===== Data shown

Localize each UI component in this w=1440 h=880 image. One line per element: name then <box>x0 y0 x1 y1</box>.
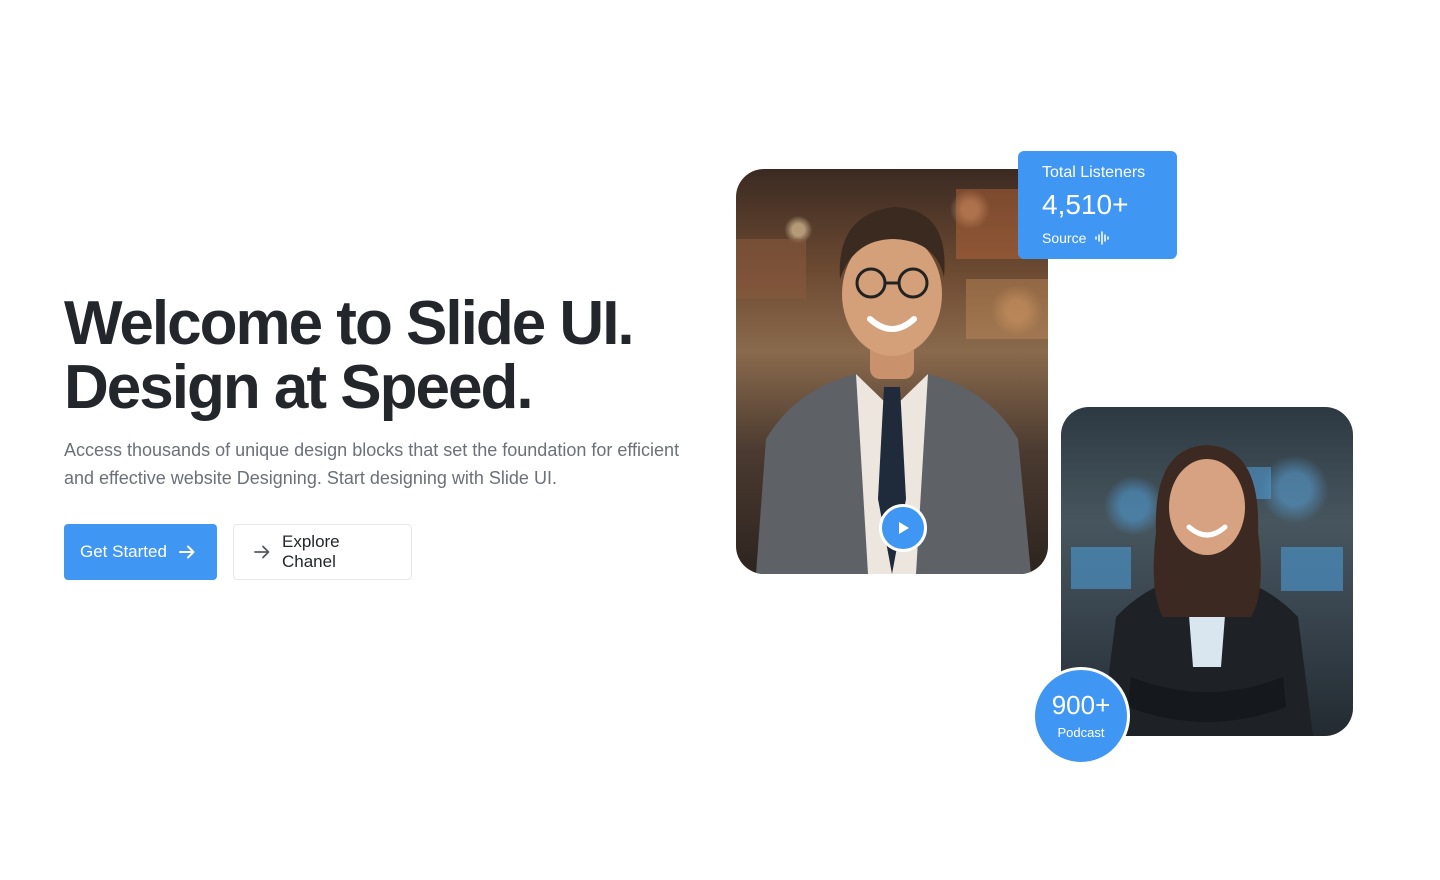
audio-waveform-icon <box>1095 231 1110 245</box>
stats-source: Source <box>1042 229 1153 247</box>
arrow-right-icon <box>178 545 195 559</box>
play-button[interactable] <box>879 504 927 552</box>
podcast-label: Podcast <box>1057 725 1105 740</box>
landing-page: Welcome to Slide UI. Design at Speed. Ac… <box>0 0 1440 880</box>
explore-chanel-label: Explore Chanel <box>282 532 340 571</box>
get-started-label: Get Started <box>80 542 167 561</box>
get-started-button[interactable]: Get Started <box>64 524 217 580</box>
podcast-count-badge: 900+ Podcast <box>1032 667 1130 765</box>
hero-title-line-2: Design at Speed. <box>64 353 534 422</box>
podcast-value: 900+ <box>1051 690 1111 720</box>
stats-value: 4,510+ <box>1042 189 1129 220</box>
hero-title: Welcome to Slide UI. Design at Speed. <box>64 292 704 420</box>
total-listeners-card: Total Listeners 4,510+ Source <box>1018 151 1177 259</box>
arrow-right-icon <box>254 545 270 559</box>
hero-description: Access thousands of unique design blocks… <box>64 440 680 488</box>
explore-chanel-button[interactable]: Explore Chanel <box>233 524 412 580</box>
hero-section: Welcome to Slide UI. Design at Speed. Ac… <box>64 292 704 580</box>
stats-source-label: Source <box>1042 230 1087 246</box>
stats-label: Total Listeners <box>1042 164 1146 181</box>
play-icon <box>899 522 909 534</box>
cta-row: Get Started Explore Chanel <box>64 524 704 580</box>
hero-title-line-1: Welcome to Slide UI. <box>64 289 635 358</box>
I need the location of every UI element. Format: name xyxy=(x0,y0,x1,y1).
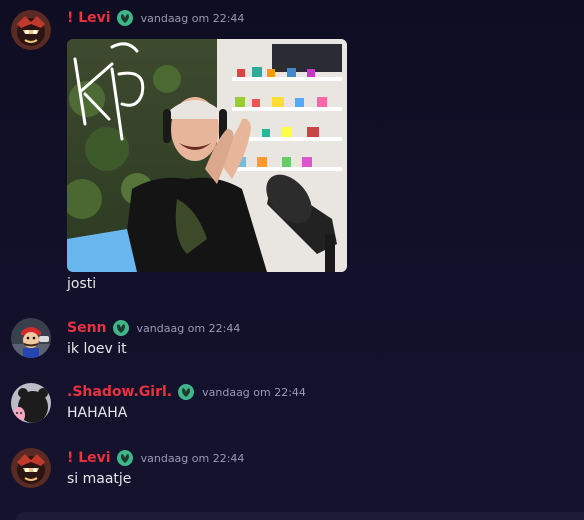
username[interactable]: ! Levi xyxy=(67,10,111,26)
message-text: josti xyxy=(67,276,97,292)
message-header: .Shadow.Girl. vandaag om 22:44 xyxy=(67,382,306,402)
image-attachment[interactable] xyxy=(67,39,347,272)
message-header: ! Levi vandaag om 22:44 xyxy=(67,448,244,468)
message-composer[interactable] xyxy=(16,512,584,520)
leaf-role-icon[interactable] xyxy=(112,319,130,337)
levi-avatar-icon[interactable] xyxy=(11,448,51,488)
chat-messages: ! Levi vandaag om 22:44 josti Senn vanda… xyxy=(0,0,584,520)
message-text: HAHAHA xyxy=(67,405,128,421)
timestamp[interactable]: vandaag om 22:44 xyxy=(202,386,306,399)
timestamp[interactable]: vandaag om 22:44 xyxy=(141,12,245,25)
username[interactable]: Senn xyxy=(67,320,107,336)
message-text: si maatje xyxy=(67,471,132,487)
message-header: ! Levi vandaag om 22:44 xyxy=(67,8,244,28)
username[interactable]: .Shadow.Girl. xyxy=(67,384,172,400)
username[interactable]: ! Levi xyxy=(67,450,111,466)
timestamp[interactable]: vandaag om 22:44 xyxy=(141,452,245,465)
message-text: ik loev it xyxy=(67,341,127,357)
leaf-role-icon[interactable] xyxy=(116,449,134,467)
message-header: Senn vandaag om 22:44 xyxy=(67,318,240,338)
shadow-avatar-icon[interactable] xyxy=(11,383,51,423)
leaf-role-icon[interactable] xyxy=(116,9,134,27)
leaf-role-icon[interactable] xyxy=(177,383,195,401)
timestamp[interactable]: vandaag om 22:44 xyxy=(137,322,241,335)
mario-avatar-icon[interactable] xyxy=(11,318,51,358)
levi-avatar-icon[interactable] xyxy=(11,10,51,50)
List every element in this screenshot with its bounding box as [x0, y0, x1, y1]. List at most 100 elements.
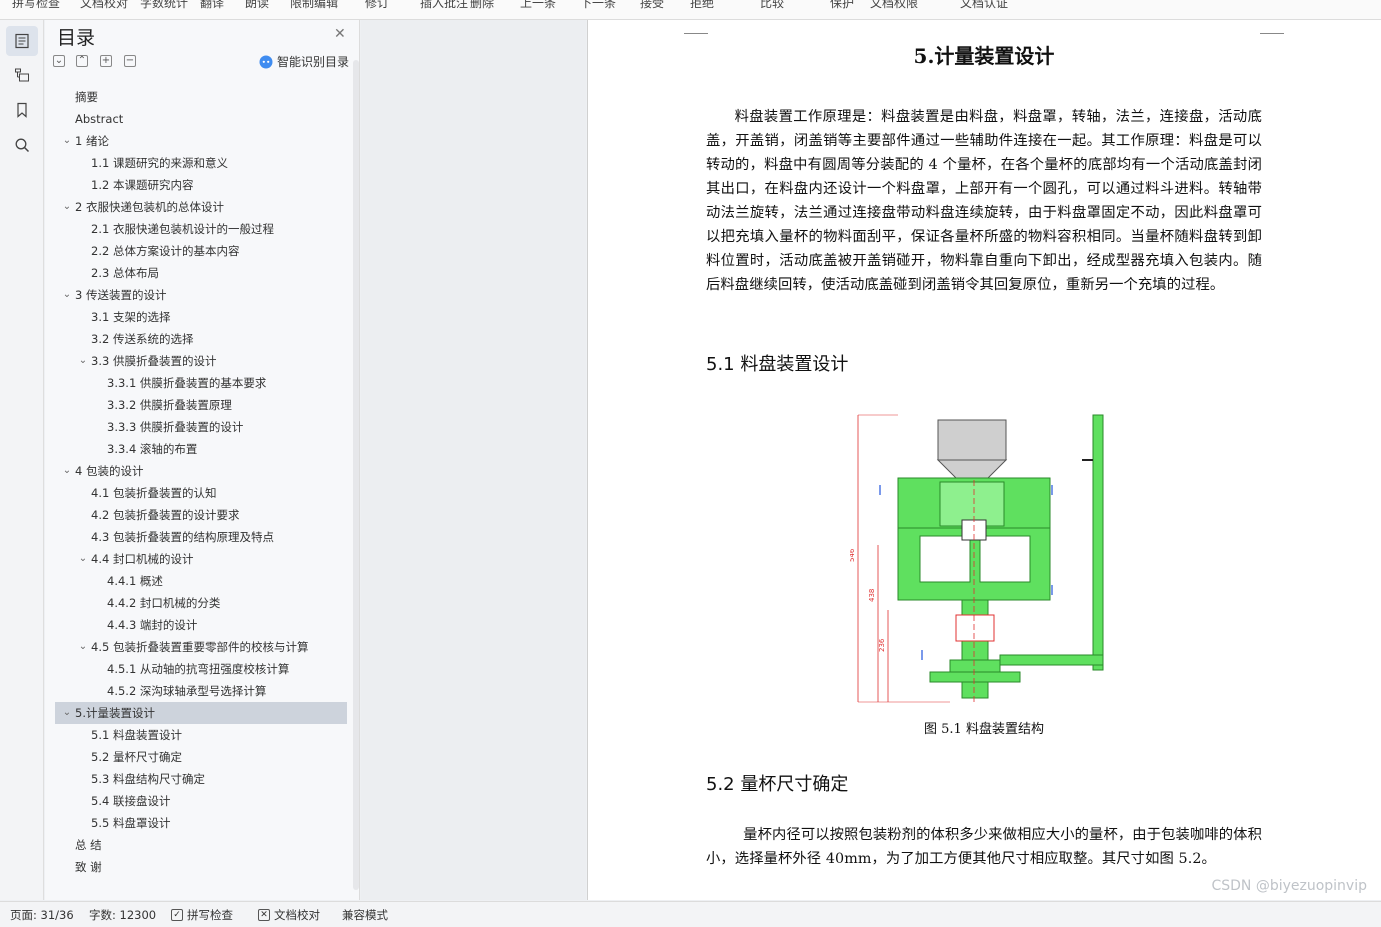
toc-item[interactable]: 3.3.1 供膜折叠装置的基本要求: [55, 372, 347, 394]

==========

**What to produce:** Return every line of the data above that contains the word "Source", copying each line in full.

**Answer to this task:**
stats-source: Source <box>1042 229 1153 247</box>
total-listeners-card: Total Listeners 4,510+ Source <box>1018 151 1177 259</box>
stats-source-label: Source <box>1042 230 1087 246</box>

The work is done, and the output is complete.